Input records
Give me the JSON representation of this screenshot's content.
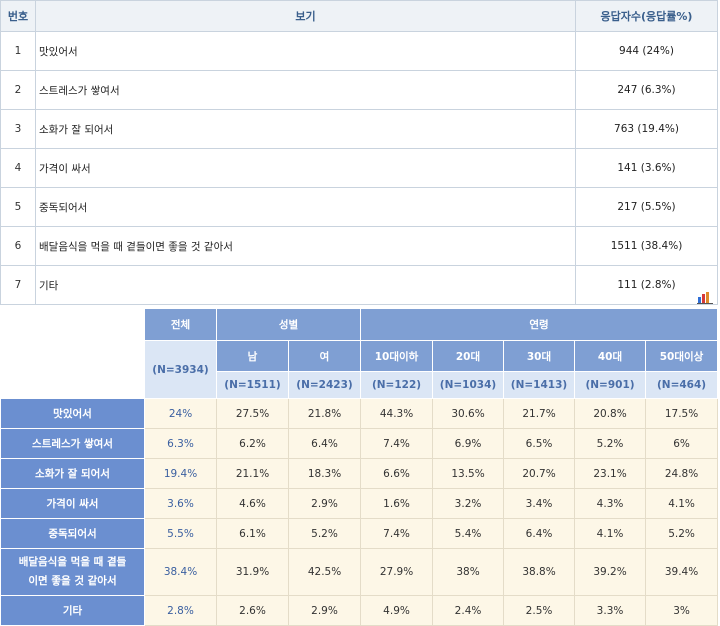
{
  "question_table": {
    "headers": {
      "no": "번호",
      "option": "보기",
      "responses": "응답자수(응답률%)"
    },
    "rows": [
      {
        "no": "1",
        "option": "맛있어서",
        "responses": "944 (24%)"
      },
      {
        "no": "2",
        "option": "스트레스가 쌓여서",
        "responses": "247 (6.3%)"
      },
      {
        "no": "3",
        "option": "소화가 잘 되어서",
        "responses": "763 (19.4%)"
      },
      {
        "no": "4",
        "option": "가격이 싸서",
        "responses": "141 (3.6%)"
      },
      {
        "no": "5",
        "option": "중독되어서",
        "responses": "217 (5.5%)"
      },
      {
        "no": "6",
        "option": "배달음식을 먹을 때 곁들이면 좋을 것 같아서",
        "responses": "1511 (38.4%)"
      },
      {
        "no": "7",
        "option": "기타",
        "responses": "111 (2.8%)"
      }
    ]
  },
  "chart_icon": "bar-chart-icon",
  "cross_table": {
    "group_headers": {
      "total": "전체",
      "gender": "성별",
      "age": "연령"
    },
    "total_n": "(N=3934)",
    "columns": [
      {
        "label": "남",
        "n": "(N=1511)"
      },
      {
        "label": "여",
        "n": "(N=2423)"
      },
      {
        "label": "10대이하",
        "n": "(N=122)"
      },
      {
        "label": "20대",
        "n": "(N=1034)"
      },
      {
        "label": "30대",
        "n": "(N=1413)"
      },
      {
        "label": "40대",
        "n": "(N=901)"
      },
      {
        "label": "50대이상",
        "n": "(N=464)"
      }
    ],
    "rows": [
      {
        "label": "맛있어서",
        "total": "24%",
        "values": [
          "27.5%",
          "21.8%",
          "44.3%",
          "30.6%",
          "21.7%",
          "20.8%",
          "17.5%"
        ]
      },
      {
        "label": "스트레스가 쌓여서",
        "total": "6.3%",
        "values": [
          "6.2%",
          "6.4%",
          "7.4%",
          "6.9%",
          "6.5%",
          "5.2%",
          "6%"
        ]
      },
      {
        "label": "소화가 잘 되어서",
        "total": "19.4%",
        "values": [
          "21.1%",
          "18.3%",
          "6.6%",
          "13.5%",
          "20.7%",
          "23.1%",
          "24.8%"
        ]
      },
      {
        "label": "가격이 싸서",
        "total": "3.6%",
        "values": [
          "4.6%",
          "2.9%",
          "1.6%",
          "3.2%",
          "3.4%",
          "4.3%",
          "4.1%"
        ]
      },
      {
        "label": "중독되어서",
        "total": "5.5%",
        "values": [
          "6.1%",
          "5.2%",
          "7.4%",
          "5.4%",
          "6.4%",
          "4.1%",
          "5.2%"
        ]
      },
      {
        "label": "배달음식을 먹을 때 곁들이면 좋을 것 같아서",
        "label_line1": "배달음식을 먹을 때 곁들",
        "label_line2": "이면 좋을 것 같아서",
        "total": "38.4%",
        "values": [
          "31.9%",
          "42.5%",
          "27.9%",
          "38%",
          "38.8%",
          "39.2%",
          "39.4%"
        ]
      },
      {
        "label": "기타",
        "total": "2.8%",
        "values": [
          "2.6%",
          "2.9%",
          "4.9%",
          "2.4%",
          "2.5%",
          "3.3%",
          "3%"
        ]
      }
    ]
  },
  "colors": {
    "header_blue": "#7f9fd3",
    "row_header_blue": "#6b8fd0",
    "cell_cream": "#fdf7e7",
    "n_row": "#dbe6f5"
  }
}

Your instructions
Make an exact copy of every entry above, minus the images.

Answer to the problem
Give me the JSON representation of this screenshot's content.
{
  "question_table": {
    "headers": {
      "no": "번호",
      "option": "보기",
      "responses": "응답자수(응답률%)"
    },
    "rows": [
      {
        "no": "1",
        "option": "맛있어서",
        "responses": "944 (24%)"
      },
      {
        "no": "2",
        "option": "스트레스가 쌓여서",
        "responses": "247 (6.3%)"
      },
      {
        "no": "3",
        "option": "소화가 잘 되어서",
        "responses": "763 (19.4%)"
      },
      {
        "no": "4",
        "option": "가격이 싸서",
        "responses": "141 (3.6%)"
      },
      {
        "no": "5",
        "option": "중독되어서",
        "responses": "217 (5.5%)"
      },
      {
        "no": "6",
        "option": "배달음식을 먹을 때 곁들이면 좋을 것 같아서",
        "responses": "1511 (38.4%)"
      },
      {
        "no": "7",
        "option": "기타",
        "responses": "111 (2.8%)"
      }
    ]
  },
  "chart_icon": "bar-chart-icon",
  "cross_table": {
    "group_headers": {
      "total": "전체",
      "gender": "성별",
      "age": "연령"
    },
    "total_n": "(N=3934)",
    "columns": [
      {
        "label": "남",
        "n": "(N=1511)"
      },
      {
        "label": "여",
        "n": "(N=2423)"
      },
      {
        "label": "10대이하",
        "n": "(N=122)"
      },
      {
        "label": "20대",
        "n": "(N=1034)"
      },
      {
        "label": "30대",
        "n": "(N=1413)"
      },
      {
        "label": "40대",
        "n": "(N=901)"
      },
      {
        "label": "50대이상",
        "n": "(N=464)"
      }
    ],
    "rows": [
      {
        "label": "맛있어서",
        "total": "24%",
        "values": [
          "27.5%",
          "21.8%",
          "44.3%",
          "30.6%",
          "21.7%",
          "20.8%",
          "17.5%"
        ]
      },
      {
        "label": "스트레스가 쌓여서",
        "total": "6.3%",
        "values": [
          "6.2%",
          "6.4%",
          "7.4%",
          "6.9%",
          "6.5%",
          "5.2%",
          "6%"
        ]
      },
      {
        "label": "소화가 잘 되어서",
        "total": "19.4%",
        "values": [
          "21.1%",
          "18.3%",
          "6.6%",
          "13.5%",
          "20.7%",
          "23.1%",
          "24.8%"
        ]
      },
      {
        "label": "가격이 싸서",
        "total": "3.6%",
        "values": [
          "4.6%",
          "2.9%",
          "1.6%",
          "3.2%",
          "3.4%",
          "4.3%",
          "4.1%"
        ]
      },
      {
        "label": "중독되어서",
        "total": "5.5%",
        "values": [
          "6.1%",
          "5.2%",
          "7.4%",
          "5.4%",
          "6.4%",
          "4.1%",
          "5.2%"
        ]
      },
      {
        "label": "배달음식을 먹을 때 곁들이면 좋을 것 같아서",
        "label_line1": "배달음식을 먹을 때 곁들",
        "label_line2": "이면 좋을 것 같아서",
        "total": "38.4%",
        "values": [
          "31.9%",
          "42.5%",
          "27.9%",
          "38%",
          "38.8%",
          "39.2%",
          "39.4%"
        ]
      },
      {
        "label": "기타",
        "total": "2.8%",
        "values": [
          "2.6%",
          "2.9%",
          "4.9%",
          "2.4%",
          "2.5%",
          "3.3%",
          "3%"
        ]
      }
    ]
  },
  "colors": {
    "header_blue": "#7f9fd3",
    "row_header_blue": "#6b8fd0",
    "cell_cream": "#fdf7e7",
    "n_row": "#dbe6f5"
  }
}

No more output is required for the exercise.